(TASK PROMPT): Return the material exactly as supplied, apart from the pictures, which are omitted.

Records from a data collection
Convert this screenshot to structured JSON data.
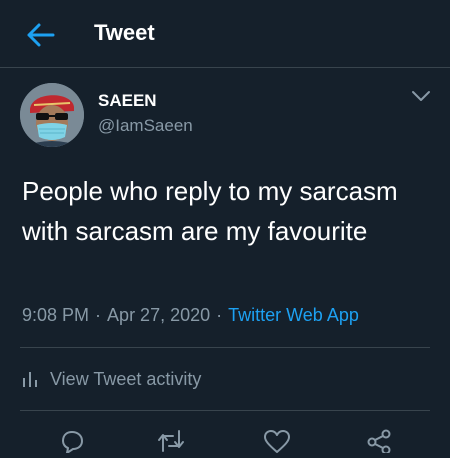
{
  "header": {
    "title": "Tweet",
    "back_icon": "arrow-left-icon"
  },
  "tweet": {
    "author": {
      "name": "SAEEN",
      "handle": "@IamSaeen"
    },
    "text": "People who reply to my sarcasm with sarcasm are my favourite",
    "time": "9:08 PM",
    "date": "Apr 27, 2020",
    "separator": "·",
    "client": "Twitter Web App"
  },
  "activity": {
    "label": "View Tweet activity",
    "icon": "bar-chart-icon"
  },
  "actions": {
    "icons": [
      "reply-icon",
      "retweet-icon",
      "like-icon",
      "share-icon"
    ]
  },
  "colors": {
    "background": "#15202b",
    "accent": "#1da1f2",
    "secondary_text": "#8899a6",
    "divider": "#38444d"
  }
}
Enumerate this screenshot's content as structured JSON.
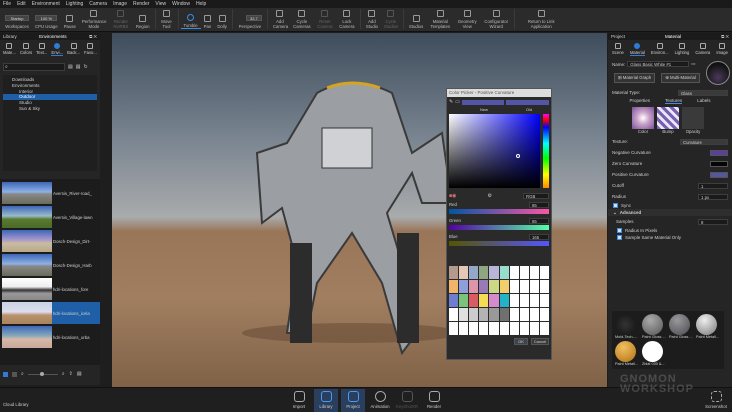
{
  "menu": [
    "File",
    "Edit",
    "Environment",
    "Lighting",
    "Camera",
    "Image",
    "Render",
    "View",
    "Window",
    "Help"
  ],
  "toolbar": {
    "workspace_value": "Startup",
    "cpu_value": "100 %",
    "fov_value": "32,7",
    "buttons": [
      {
        "label": "Workspaces"
      },
      {
        "label": "CPU Usage"
      },
      {
        "label": "Pause"
      },
      {
        "label": "Performance Mode"
      },
      {
        "label": "Render NURBS",
        "disabled": true
      },
      {
        "label": "Region"
      },
      {
        "label": "Move Tool"
      },
      {
        "label": "Tumble",
        "active": true
      },
      {
        "label": "Pan"
      },
      {
        "label": "Dolly"
      },
      {
        "label": "Perspective"
      },
      {
        "label": "Add Camera"
      },
      {
        "label": "Cycle Cameras"
      },
      {
        "label": "Reset Camera",
        "disabled": true
      },
      {
        "label": "Lock Camera"
      },
      {
        "label": "Add Studio"
      },
      {
        "label": "Cycle Studios",
        "disabled": true
      },
      {
        "label": "Studios"
      },
      {
        "label": "Material Templates"
      },
      {
        "label": "Geometry View"
      },
      {
        "label": "Configurator Wizard"
      },
      {
        "label": "Return to Link Application"
      }
    ]
  },
  "left": {
    "tab_library": "Library",
    "title": "Environments",
    "icons": [
      "Mate...",
      "Colors",
      "Text...",
      "Envi...",
      "Back...",
      "Favo..."
    ],
    "tree": [
      "Downloads",
      "Environments",
      "Interior",
      "Outdoor",
      "Studio",
      "Sun & Sky"
    ],
    "thumbs": [
      "Aversis_River-road_",
      "Aversis_Village-lawn",
      "Dosch-Design_Dirt-",
      "Dosch-Design_Harb",
      "hdri-locations_fore",
      "hdri-locations_icela",
      "hdri-locations_urba"
    ],
    "cloud": "Cloud Library"
  },
  "picker": {
    "title": "Color Picker - Positive Curvature",
    "new": "New",
    "old": "Old",
    "mode": "RGB",
    "channels": [
      {
        "label": "Red",
        "value": "85"
      },
      {
        "label": "Green",
        "value": "85"
      },
      {
        "label": "Blue",
        "value": "165"
      }
    ],
    "ok": "OK",
    "cancel": "Cancel",
    "palette": [
      "#b49a8c",
      "#e4c7b6",
      "#96a8c9",
      "#8fa680",
      "#b9b5d9",
      "#98dccd",
      "#f0b46a",
      "#8ea0dc",
      "#dd96a9",
      "#9a7ab5",
      "#cbd985",
      "#f1cd6b",
      "#6f7dd1",
      "#79c47a",
      "#d95b63",
      "#f4dc54",
      "#d58acb",
      "#23b3c9",
      "#ffffff",
      "#e0e0e0",
      "#cccccc",
      "#b3b3b3",
      "#999999",
      "#707070"
    ]
  },
  "right": {
    "tab_project": "Project",
    "title": "Material",
    "icons": [
      "Scene",
      "Material",
      "Environ...",
      "Lighting",
      "Camera",
      "Image"
    ],
    "name_label": "Name:",
    "name_value": "Glass Basic White #1",
    "graph": "Material Graph",
    "multi": "Multi-Material",
    "type_label": "Material Type:",
    "type_value": "Glass",
    "subtabs": [
      "Properties",
      "Textures",
      "Labels"
    ],
    "slots": [
      "Color",
      "Bump",
      "Opacity"
    ],
    "texture_label": "Texture:",
    "texture_value": "Curvature",
    "neg": "Negative Curvature",
    "zero": "Zero Curvature",
    "pos": "Positive Curvature",
    "colors": {
      "neg": "#5a3fa0",
      "zero": "#050505",
      "pos": "#5555a5"
    },
    "cutoff_label": "Cutoff",
    "cutoff_value": "1",
    "radius_label": "Radius",
    "radius_value": "1 px",
    "sync": "Sync",
    "advanced": "Advanced",
    "samples_label": "Samples",
    "samples_value": "8",
    "radius_pixels": "Radius In Pixels",
    "same_material": "Sample Same Material Only",
    "library": [
      "Mold-Tech-...",
      "Paint Gloss ...",
      "Paint Gloss ...",
      "Paint Metall...",
      "Paint Metall...",
      "Zblat 030 &..."
    ],
    "screenshot": "Screenshot"
  },
  "bottom": [
    "Import",
    "Library",
    "Project",
    "Animation",
    "KeyShotXR",
    "Render"
  ],
  "watermark": "GNOMON WORKSHOP"
}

(REPLY):
Convert this screenshot to structured JSON data.
{
  "header": {
    "title": "Tweet",
    "back_icon": "arrow-left-icon"
  },
  "tweet": {
    "author": {
      "name": "SAEEN",
      "handle": "@IamSaeen"
    },
    "text": "People who reply to my sarcasm with sarcasm are my favourite",
    "time": "9:08 PM",
    "date": "Apr 27, 2020",
    "separator": "·",
    "client": "Twitter Web App"
  },
  "activity": {
    "label": "View Tweet activity",
    "icon": "bar-chart-icon"
  },
  "actions": {
    "icons": [
      "reply-icon",
      "retweet-icon",
      "like-icon",
      "share-icon"
    ]
  },
  "colors": {
    "background": "#15202b",
    "accent": "#1da1f2",
    "secondary_text": "#8899a6",
    "divider": "#38444d"
  }
}
Enumerate this screenshot's content as structured JSON.
{
  "menu": [
    "File",
    "Edit",
    "Environment",
    "Lighting",
    "Camera",
    "Image",
    "Render",
    "View",
    "Window",
    "Help"
  ],
  "toolbar": {
    "workspace_value": "Startup",
    "cpu_value": "100 %",
    "fov_value": "32,7",
    "buttons": [
      {
        "label": "Workspaces"
      },
      {
        "label": "CPU Usage"
      },
      {
        "label": "Pause"
      },
      {
        "label": "Performance Mode"
      },
      {
        "label": "Render NURBS",
        "disabled": true
      },
      {
        "label": "Region"
      },
      {
        "label": "Move Tool"
      },
      {
        "label": "Tumble",
        "active": true
      },
      {
        "label": "Pan"
      },
      {
        "label": "Dolly"
      },
      {
        "label": "Perspective"
      },
      {
        "label": "Add Camera"
      },
      {
        "label": "Cycle Cameras"
      },
      {
        "label": "Reset Camera",
        "disabled": true
      },
      {
        "label": "Lock Camera"
      },
      {
        "label": "Add Studio"
      },
      {
        "label": "Cycle Studios",
        "disabled": true
      },
      {
        "label": "Studios"
      },
      {
        "label": "Material Templates"
      },
      {
        "label": "Geometry View"
      },
      {
        "label": "Configurator Wizard"
      },
      {
        "label": "Return to Link Application"
      }
    ]
  },
  "left": {
    "tab_library": "Library",
    "title": "Environments",
    "icons": [
      "Mate...",
      "Colors",
      "Text...",
      "Envi...",
      "Back...",
      "Favo..."
    ],
    "tree": [
      "Downloads",
      "Environments",
      "Interior",
      "Outdoor",
      "Studio",
      "Sun & Sky"
    ],
    "thumbs": [
      "Aversis_River-road_",
      "Aversis_Village-lawn",
      "Dosch-Design_Dirt-",
      "Dosch-Design_Harb",
      "hdri-locations_fore",
      "hdri-locations_icela",
      "hdri-locations_urba"
    ],
    "cloud": "Cloud Library"
  },
  "picker": {
    "title": "Color Picker - Positive Curvature",
    "new": "New",
    "old": "Old",
    "mode": "RGB",
    "channels": [
      {
        "label": "Red",
        "value": "85"
      },
      {
        "label": "Green",
        "value": "85"
      },
      {
        "label": "Blue",
        "value": "165"
      }
    ],
    "ok": "OK",
    "cancel": "Cancel",
    "palette": [
      "#b49a8c",
      "#e4c7b6",
      "#96a8c9",
      "#8fa680",
      "#b9b5d9",
      "#98dccd",
      "#f0b46a",
      "#8ea0dc",
      "#dd96a9",
      "#9a7ab5",
      "#cbd985",
      "#f1cd6b",
      "#6f7dd1",
      "#79c47a",
      "#d95b63",
      "#f4dc54",
      "#d58acb",
      "#23b3c9",
      "#ffffff",
      "#e0e0e0",
      "#cccccc",
      "#b3b3b3",
      "#999999",
      "#707070"
    ]
  },
  "right": {
    "tab_project": "Project",
    "title": "Material",
    "icons": [
      "Scene",
      "Material",
      "Environ...",
      "Lighting",
      "Camera",
      "Image"
    ],
    "name_label": "Name:",
    "name_value": "Glass Basic White #1",
    "graph": "Material Graph",
    "multi": "Multi-Material",
    "type_label": "Material Type:",
    "type_value": "Glass",
    "subtabs": [
      "Properties",
      "Textures",
      "Labels"
    ],
    "slots": [
      "Color",
      "Bump",
      "Opacity"
    ],
    "texture_label": "Texture:",
    "texture_value": "Curvature",
    "neg": "Negative Curvature",
    "zero": "Zero Curvature",
    "pos": "Positive Curvature",
    "colors": {
      "neg": "#5a3fa0",
      "zero": "#050505",
      "pos": "#5555a5"
    },
    "cutoff_label": "Cutoff",
    "cutoff_value": "1",
    "radius_label": "Radius",
    "radius_value": "1 px",
    "sync": "Sync",
    "advanced": "Advanced",
    "samples_label": "Samples",
    "samples_value": "8",
    "radius_pixels": "Radius In Pixels",
    "same_material": "Sample Same Material Only",
    "library": [
      "Mold-Tech-...",
      "Paint Gloss ...",
      "Paint Gloss ...",
      "Paint Metall...",
      "Paint Metall...",
      "Zblat 030 &..."
    ],
    "screenshot": "Screenshot"
  },
  "bottom": [
    "Import",
    "Library",
    "Project",
    "Animation",
    "KeyShotXR",
    "Render"
  ],
  "watermark": "GNOMON WORKSHOP"
}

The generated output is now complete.